**TO DO**: Look over the lines below. Report each one that includes the string "value".

>> start EXCERPTED DATA

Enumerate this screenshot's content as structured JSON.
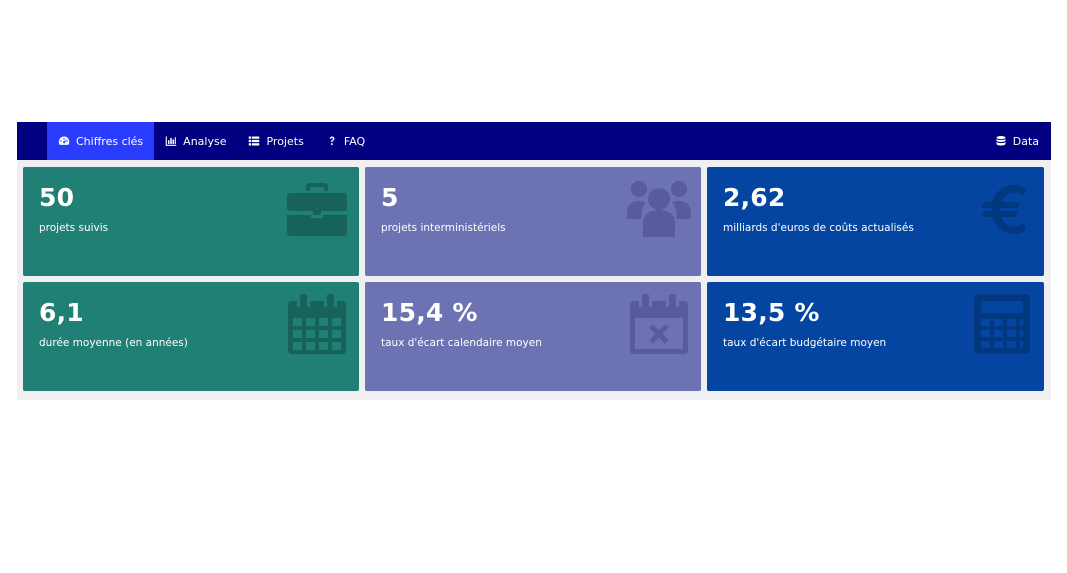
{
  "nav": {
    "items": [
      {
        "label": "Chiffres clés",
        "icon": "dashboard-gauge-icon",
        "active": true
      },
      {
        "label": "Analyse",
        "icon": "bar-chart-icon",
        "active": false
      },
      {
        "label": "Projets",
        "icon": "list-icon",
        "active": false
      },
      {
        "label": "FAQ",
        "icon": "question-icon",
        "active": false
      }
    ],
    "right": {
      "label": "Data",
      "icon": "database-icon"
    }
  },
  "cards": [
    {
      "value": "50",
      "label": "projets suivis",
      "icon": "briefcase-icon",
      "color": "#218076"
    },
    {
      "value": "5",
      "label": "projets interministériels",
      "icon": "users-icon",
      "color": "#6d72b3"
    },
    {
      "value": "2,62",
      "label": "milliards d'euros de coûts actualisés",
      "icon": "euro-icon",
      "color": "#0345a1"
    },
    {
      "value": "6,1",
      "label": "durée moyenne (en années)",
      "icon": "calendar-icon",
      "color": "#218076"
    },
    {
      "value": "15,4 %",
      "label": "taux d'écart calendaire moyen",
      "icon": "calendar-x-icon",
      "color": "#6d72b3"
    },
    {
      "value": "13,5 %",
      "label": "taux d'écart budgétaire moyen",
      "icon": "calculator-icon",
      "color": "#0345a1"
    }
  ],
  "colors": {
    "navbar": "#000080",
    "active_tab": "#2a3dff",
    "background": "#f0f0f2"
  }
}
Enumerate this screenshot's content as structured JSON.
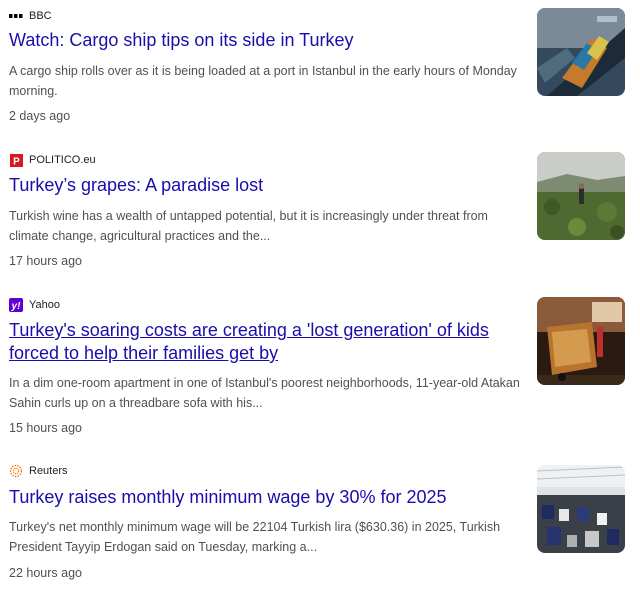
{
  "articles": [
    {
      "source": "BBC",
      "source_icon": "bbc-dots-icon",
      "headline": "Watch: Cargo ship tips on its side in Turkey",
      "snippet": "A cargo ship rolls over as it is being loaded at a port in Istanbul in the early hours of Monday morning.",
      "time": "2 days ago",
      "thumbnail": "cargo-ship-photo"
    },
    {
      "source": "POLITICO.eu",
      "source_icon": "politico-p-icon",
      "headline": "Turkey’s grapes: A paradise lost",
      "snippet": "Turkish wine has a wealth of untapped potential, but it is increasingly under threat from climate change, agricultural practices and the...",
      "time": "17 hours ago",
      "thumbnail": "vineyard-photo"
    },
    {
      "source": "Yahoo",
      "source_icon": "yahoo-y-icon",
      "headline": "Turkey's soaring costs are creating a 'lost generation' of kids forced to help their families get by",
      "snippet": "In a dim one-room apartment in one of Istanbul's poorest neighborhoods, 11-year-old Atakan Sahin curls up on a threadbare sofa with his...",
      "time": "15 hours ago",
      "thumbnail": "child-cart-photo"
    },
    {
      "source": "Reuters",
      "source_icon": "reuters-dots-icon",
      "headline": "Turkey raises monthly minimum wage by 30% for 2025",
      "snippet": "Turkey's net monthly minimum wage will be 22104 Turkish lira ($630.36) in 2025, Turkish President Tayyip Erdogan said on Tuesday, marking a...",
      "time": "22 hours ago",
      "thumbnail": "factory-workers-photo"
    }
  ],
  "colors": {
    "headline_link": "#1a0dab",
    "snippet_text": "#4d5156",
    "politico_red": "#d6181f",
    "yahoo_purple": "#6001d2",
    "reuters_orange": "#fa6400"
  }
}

>> end EXCERPTED DATA
>> start EXCERPTED DATA

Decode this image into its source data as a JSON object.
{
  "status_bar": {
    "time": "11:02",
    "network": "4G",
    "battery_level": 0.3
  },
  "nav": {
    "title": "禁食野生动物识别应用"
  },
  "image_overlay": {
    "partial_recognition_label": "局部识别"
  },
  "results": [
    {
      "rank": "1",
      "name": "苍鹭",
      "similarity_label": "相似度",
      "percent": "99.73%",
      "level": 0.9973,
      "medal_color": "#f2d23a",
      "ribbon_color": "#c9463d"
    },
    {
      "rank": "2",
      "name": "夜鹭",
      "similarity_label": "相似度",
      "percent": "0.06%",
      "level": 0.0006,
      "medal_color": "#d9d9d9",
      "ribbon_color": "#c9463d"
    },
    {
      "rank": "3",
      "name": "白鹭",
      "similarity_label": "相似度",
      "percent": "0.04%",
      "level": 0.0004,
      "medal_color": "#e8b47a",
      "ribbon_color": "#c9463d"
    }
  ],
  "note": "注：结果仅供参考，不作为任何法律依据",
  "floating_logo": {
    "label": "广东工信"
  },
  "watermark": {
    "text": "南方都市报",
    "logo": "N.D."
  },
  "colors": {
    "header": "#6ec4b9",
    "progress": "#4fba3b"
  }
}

>> end EXCERPTED DATA

**WORKED ANSWER**:
      "value": "50",
      "value": "5",
      "value": "2,62",
      "value": "6,1",
      "value": "15,4 %",
      "value": "13,5 %",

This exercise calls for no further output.